### Exercise goal
Go through the material below and copy each line where the word "提供胶片" appears.

### Task material
>> START

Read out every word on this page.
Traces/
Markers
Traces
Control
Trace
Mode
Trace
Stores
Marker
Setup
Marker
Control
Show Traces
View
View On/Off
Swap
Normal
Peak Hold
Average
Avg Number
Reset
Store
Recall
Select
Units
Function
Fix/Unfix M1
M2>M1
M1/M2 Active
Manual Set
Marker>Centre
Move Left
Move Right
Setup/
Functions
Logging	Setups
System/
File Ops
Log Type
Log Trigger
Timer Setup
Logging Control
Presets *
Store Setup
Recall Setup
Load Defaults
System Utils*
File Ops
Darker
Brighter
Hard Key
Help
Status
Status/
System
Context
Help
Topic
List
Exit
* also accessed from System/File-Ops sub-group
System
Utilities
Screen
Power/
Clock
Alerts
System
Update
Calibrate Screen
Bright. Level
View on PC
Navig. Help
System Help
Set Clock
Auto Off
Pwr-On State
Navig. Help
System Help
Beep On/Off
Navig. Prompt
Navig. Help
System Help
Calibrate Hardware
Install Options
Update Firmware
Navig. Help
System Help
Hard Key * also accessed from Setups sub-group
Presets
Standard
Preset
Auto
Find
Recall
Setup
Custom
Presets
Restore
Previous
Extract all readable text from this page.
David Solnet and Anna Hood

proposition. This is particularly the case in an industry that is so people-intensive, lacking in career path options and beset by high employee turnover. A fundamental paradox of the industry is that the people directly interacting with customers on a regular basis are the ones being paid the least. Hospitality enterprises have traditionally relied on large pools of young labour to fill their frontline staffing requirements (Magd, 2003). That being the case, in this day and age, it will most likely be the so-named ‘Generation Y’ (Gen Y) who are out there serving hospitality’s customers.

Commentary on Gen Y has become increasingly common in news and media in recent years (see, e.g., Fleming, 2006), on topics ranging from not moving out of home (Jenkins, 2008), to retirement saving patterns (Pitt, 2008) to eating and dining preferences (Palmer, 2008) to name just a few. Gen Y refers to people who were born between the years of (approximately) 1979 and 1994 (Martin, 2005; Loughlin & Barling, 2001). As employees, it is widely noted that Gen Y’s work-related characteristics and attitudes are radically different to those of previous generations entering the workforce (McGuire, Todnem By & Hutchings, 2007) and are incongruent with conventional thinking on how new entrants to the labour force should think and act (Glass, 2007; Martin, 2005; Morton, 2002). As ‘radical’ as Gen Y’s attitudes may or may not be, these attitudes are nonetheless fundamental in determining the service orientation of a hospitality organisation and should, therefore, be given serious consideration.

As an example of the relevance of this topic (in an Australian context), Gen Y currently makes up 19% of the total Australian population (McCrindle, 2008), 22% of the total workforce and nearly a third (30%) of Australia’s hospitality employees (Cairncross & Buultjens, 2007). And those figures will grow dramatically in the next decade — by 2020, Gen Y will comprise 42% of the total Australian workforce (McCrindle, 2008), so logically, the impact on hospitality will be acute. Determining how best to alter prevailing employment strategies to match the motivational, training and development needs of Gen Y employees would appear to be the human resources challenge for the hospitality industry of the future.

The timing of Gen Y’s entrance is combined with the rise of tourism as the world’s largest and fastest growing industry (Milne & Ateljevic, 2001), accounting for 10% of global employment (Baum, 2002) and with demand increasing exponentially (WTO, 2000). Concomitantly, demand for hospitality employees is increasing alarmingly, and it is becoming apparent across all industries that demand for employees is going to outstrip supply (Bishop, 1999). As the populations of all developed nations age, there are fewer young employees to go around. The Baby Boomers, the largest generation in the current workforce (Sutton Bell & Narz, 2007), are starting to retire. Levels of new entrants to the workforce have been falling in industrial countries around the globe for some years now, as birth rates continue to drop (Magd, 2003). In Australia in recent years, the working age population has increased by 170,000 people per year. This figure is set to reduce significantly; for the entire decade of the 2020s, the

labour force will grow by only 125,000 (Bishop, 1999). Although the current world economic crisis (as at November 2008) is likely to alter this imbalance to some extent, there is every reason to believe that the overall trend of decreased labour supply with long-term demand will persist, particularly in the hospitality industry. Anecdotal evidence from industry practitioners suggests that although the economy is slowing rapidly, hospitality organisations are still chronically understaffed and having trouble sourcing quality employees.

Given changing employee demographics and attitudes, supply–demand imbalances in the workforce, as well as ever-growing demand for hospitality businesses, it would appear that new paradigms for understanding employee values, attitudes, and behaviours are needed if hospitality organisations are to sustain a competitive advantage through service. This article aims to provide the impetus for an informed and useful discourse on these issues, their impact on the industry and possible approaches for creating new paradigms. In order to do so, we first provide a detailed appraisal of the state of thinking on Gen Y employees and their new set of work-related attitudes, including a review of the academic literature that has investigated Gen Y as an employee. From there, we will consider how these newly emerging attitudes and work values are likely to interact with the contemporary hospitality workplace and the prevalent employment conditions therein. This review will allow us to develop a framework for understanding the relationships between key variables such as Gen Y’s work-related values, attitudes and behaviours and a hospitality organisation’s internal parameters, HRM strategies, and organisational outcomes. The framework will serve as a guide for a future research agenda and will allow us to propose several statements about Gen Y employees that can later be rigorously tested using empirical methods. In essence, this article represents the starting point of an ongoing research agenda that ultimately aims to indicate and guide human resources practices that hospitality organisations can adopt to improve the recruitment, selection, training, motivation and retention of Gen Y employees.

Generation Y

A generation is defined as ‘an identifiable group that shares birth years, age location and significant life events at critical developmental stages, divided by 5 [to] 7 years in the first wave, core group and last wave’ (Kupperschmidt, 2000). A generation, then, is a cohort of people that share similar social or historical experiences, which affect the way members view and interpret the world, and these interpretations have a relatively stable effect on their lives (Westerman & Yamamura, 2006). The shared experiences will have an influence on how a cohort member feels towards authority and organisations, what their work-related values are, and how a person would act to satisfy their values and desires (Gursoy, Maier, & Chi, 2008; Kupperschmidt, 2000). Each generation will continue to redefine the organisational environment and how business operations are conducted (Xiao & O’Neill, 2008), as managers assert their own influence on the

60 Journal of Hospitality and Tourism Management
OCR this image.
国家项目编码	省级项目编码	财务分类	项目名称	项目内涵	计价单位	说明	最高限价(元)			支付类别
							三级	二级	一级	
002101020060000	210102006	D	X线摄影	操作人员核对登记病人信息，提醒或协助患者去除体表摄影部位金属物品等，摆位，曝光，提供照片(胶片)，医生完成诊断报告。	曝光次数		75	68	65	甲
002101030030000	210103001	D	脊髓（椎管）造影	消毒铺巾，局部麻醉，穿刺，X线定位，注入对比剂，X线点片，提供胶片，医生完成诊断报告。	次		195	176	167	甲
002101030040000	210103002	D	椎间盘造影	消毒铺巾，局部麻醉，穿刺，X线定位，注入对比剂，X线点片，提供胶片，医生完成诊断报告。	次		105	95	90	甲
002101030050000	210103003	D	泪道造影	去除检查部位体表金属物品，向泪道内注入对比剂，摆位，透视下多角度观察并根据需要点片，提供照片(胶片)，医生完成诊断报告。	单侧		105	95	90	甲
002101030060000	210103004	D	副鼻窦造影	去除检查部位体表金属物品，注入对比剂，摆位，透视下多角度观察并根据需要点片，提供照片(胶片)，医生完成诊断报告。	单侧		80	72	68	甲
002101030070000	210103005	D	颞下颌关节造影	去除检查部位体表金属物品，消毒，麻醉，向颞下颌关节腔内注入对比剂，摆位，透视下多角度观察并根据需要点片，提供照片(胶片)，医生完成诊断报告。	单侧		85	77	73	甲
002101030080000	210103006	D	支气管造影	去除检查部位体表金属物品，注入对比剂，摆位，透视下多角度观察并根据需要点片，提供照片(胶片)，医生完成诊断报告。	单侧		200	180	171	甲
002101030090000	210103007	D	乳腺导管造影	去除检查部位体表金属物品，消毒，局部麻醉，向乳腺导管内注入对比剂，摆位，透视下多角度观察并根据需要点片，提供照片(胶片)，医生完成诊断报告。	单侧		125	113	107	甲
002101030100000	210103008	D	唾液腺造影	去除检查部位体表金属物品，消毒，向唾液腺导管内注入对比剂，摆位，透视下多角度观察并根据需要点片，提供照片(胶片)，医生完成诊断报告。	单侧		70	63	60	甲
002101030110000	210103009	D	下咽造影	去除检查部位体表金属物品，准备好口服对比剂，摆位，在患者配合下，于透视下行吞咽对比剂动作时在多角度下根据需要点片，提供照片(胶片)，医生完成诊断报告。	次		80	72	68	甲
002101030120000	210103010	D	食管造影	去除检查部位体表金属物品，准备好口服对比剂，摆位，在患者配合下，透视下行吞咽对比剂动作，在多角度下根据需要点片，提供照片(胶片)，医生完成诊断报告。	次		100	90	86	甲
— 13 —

>> END

### Finished answer
002101030030000	210103001	D	脊髓（椎管）造影	消毒铺巾，局部麻醉，穿刺，X线定位，注入对比剂，X线点片，提供胶片，医生完成诊断报告。	次		195	176	167	甲
002101030040000	210103002	D	椎间盘造影	消毒铺巾，局部麻醉，穿刺，X线定位，注入对比剂，X线点片，提供胶片，医生完成诊断报告。	次		105	95	90	甲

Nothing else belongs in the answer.